Source records

==================================================

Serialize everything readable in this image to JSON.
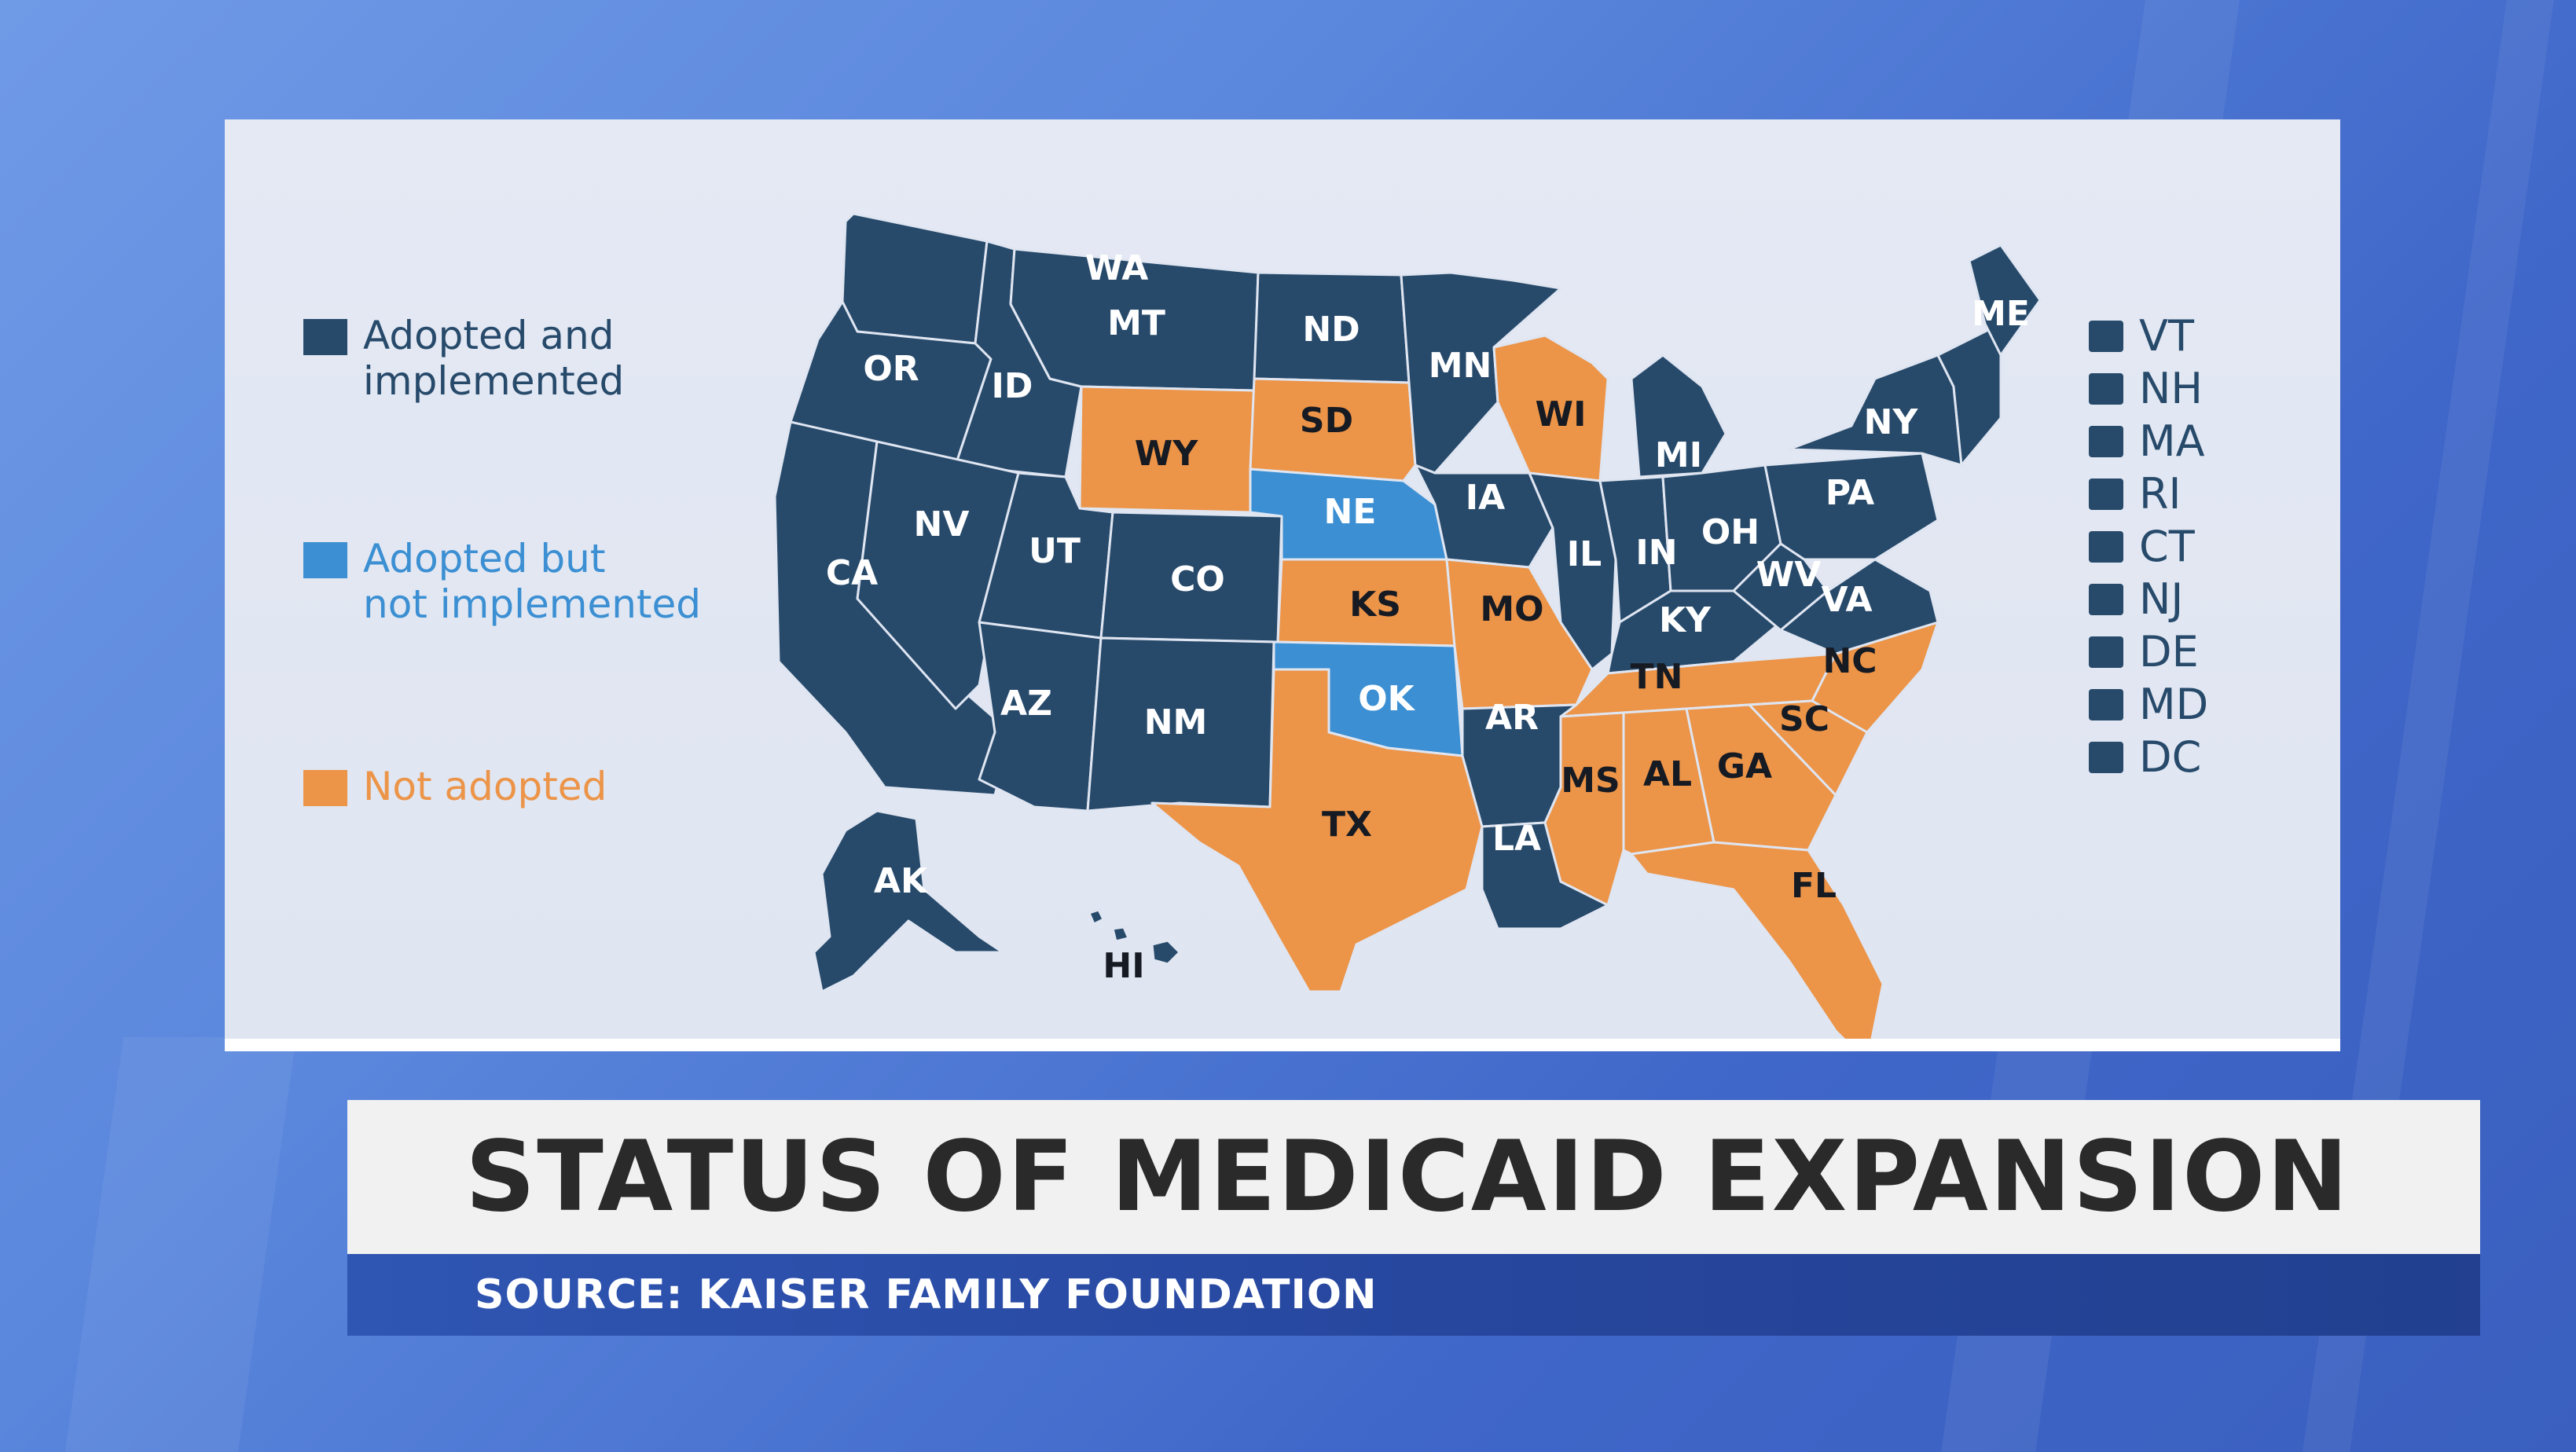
{
  "title": "STATUS OF MEDICAID EXPANSION",
  "source": "SOURCE: KAISER FAMILY FOUNDATION",
  "colors": {
    "adopted_implemented": "#274a6b",
    "adopted_not_implemented": "#3b8fd2",
    "not_adopted": "#ec9448"
  },
  "legend": [
    {
      "label": "Adopted and\nimplemented",
      "category": "adopted_implemented",
      "color": "#274a6b"
    },
    {
      "label": "Adopted but\nnot implemented",
      "category": "adopted_not_implemented",
      "color": "#3b8fd2"
    },
    {
      "label": "Not adopted",
      "category": "not_adopted",
      "color": "#ec9448"
    }
  ],
  "small_states": [
    "VT",
    "NH",
    "MA",
    "RI",
    "CT",
    "NJ",
    "DE",
    "MD",
    "DC"
  ],
  "states": {
    "WA": "adopted_implemented",
    "OR": "adopted_implemented",
    "CA": "adopted_implemented",
    "ID": "adopted_implemented",
    "NV": "adopted_implemented",
    "MT": "adopted_implemented",
    "WY": "not_adopted",
    "UT": "adopted_implemented",
    "AZ": "adopted_implemented",
    "CO": "adopted_implemented",
    "NM": "adopted_implemented",
    "ND": "adopted_implemented",
    "SD": "not_adopted",
    "NE": "adopted_not_implemented",
    "KS": "not_adopted",
    "OK": "adopted_not_implemented",
    "TX": "not_adopted",
    "MN": "adopted_implemented",
    "IA": "adopted_implemented",
    "MO": "not_adopted",
    "AR": "adopted_implemented",
    "LA": "adopted_implemented",
    "WI": "not_adopted",
    "IL": "adopted_implemented",
    "MI": "adopted_implemented",
    "IN": "adopted_implemented",
    "OH": "adopted_implemented",
    "KY": "adopted_implemented",
    "TN": "not_adopted",
    "MS": "not_adopted",
    "AL": "not_adopted",
    "GA": "not_adopted",
    "FL": "not_adopted",
    "SC": "not_adopted",
    "NC": "not_adopted",
    "VA": "adopted_implemented",
    "WV": "adopted_implemented",
    "PA": "adopted_implemented",
    "NY": "adopted_implemented",
    "ME": "adopted_implemented",
    "AK": "adopted_implemented",
    "HI": "adopted_implemented"
  }
}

==================================================

▶ GIVEN TASK:
Make an exact copy of the records shown above, without the pictures.

▶ OUTPUT OF THE EXERCISE:
Serialize everything readable in this image to JSON.
{
  "title": "STATUS OF MEDICAID EXPANSION",
  "source": "SOURCE: KAISER FAMILY FOUNDATION",
  "colors": {
    "adopted_implemented": "#274a6b",
    "adopted_not_implemented": "#3b8fd2",
    "not_adopted": "#ec9448"
  },
  "legend": [
    {
      "label": "Adopted and\nimplemented",
      "category": "adopted_implemented",
      "color": "#274a6b"
    },
    {
      "label": "Adopted but\nnot implemented",
      "category": "adopted_not_implemented",
      "color": "#3b8fd2"
    },
    {
      "label": "Not adopted",
      "category": "not_adopted",
      "color": "#ec9448"
    }
  ],
  "small_states": [
    "VT",
    "NH",
    "MA",
    "RI",
    "CT",
    "NJ",
    "DE",
    "MD",
    "DC"
  ],
  "states": {
    "WA": "adopted_implemented",
    "OR": "adopted_implemented",
    "CA": "adopted_implemented",
    "ID": "adopted_implemented",
    "NV": "adopted_implemented",
    "MT": "adopted_implemented",
    "WY": "not_adopted",
    "UT": "adopted_implemented",
    "AZ": "adopted_implemented",
    "CO": "adopted_implemented",
    "NM": "adopted_implemented",
    "ND": "adopted_implemented",
    "SD": "not_adopted",
    "NE": "adopted_not_implemented",
    "KS": "not_adopted",
    "OK": "adopted_not_implemented",
    "TX": "not_adopted",
    "MN": "adopted_implemented",
    "IA": "adopted_implemented",
    "MO": "not_adopted",
    "AR": "adopted_implemented",
    "LA": "adopted_implemented",
    "WI": "not_adopted",
    "IL": "adopted_implemented",
    "MI": "adopted_implemented",
    "IN": "adopted_implemented",
    "OH": "adopted_implemented",
    "KY": "adopted_implemented",
    "TN": "not_adopted",
    "MS": "not_adopted",
    "AL": "not_adopted",
    "GA": "not_adopted",
    "FL": "not_adopted",
    "SC": "not_adopted",
    "NC": "not_adopted",
    "VA": "adopted_implemented",
    "WV": "adopted_implemented",
    "PA": "adopted_implemented",
    "NY": "adopted_implemented",
    "ME": "adopted_implemented",
    "AK": "adopted_implemented",
    "HI": "adopted_implemented"
  }
}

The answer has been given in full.